Given problem - Gather every line below where "page" appears.

-*-*-

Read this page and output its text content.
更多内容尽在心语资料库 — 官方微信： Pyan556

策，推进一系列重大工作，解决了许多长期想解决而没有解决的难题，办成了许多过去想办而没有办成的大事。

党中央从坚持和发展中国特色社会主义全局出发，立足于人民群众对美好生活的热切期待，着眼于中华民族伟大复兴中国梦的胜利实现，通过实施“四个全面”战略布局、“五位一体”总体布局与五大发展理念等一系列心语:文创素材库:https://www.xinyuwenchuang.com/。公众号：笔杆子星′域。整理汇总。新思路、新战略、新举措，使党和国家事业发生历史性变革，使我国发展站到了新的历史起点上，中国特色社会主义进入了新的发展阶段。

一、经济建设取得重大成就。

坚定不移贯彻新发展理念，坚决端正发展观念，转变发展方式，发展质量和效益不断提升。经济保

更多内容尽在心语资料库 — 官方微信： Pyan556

-*-*-

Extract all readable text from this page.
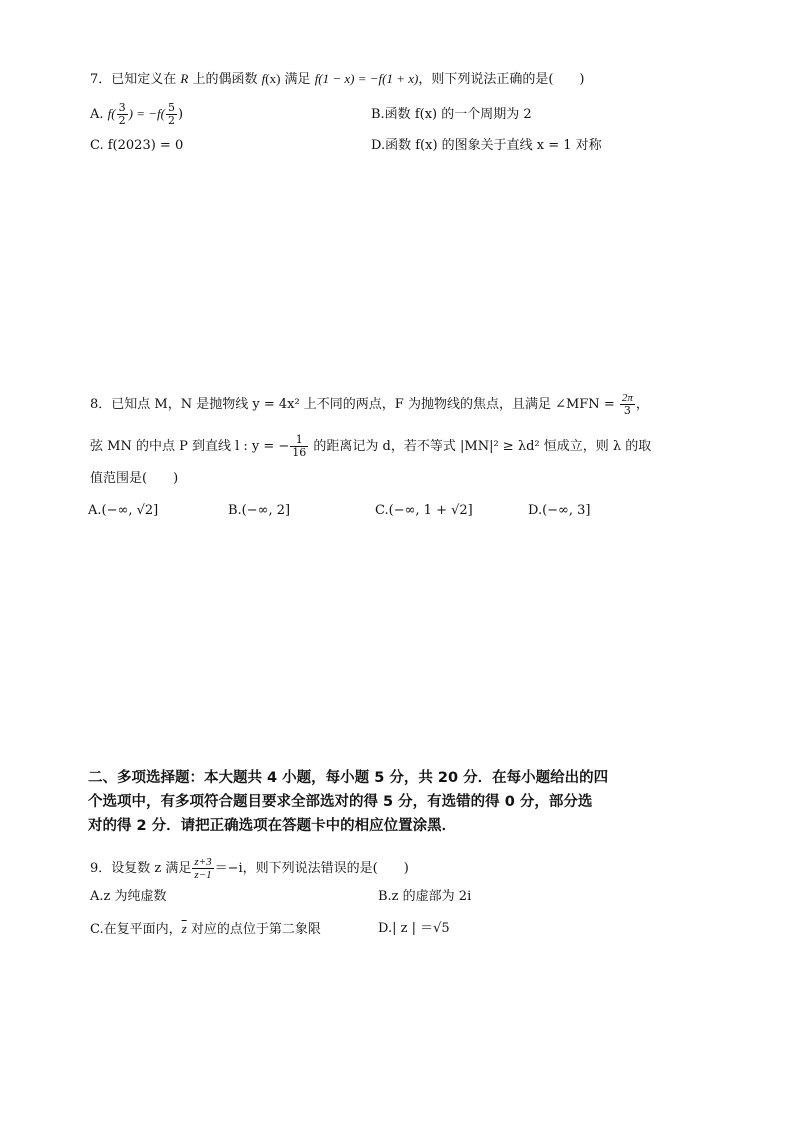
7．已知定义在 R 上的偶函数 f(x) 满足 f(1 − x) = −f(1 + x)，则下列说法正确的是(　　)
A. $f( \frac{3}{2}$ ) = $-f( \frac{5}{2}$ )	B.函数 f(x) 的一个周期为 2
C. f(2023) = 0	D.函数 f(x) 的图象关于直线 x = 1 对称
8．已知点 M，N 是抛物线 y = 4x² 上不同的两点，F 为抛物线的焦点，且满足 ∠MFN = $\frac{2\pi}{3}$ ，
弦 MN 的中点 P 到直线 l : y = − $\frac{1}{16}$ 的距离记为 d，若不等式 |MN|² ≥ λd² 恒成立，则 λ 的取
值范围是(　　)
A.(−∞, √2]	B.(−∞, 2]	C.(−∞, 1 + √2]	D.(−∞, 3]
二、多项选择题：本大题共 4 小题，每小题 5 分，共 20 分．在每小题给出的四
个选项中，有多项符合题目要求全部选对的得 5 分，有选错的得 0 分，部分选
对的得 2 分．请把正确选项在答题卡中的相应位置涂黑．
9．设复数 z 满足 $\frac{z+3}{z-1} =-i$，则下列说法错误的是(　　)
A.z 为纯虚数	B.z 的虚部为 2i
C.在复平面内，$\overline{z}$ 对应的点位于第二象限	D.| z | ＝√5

-*-*-

Output below -
Read this page and output its text content.
Extract all readable text from this page.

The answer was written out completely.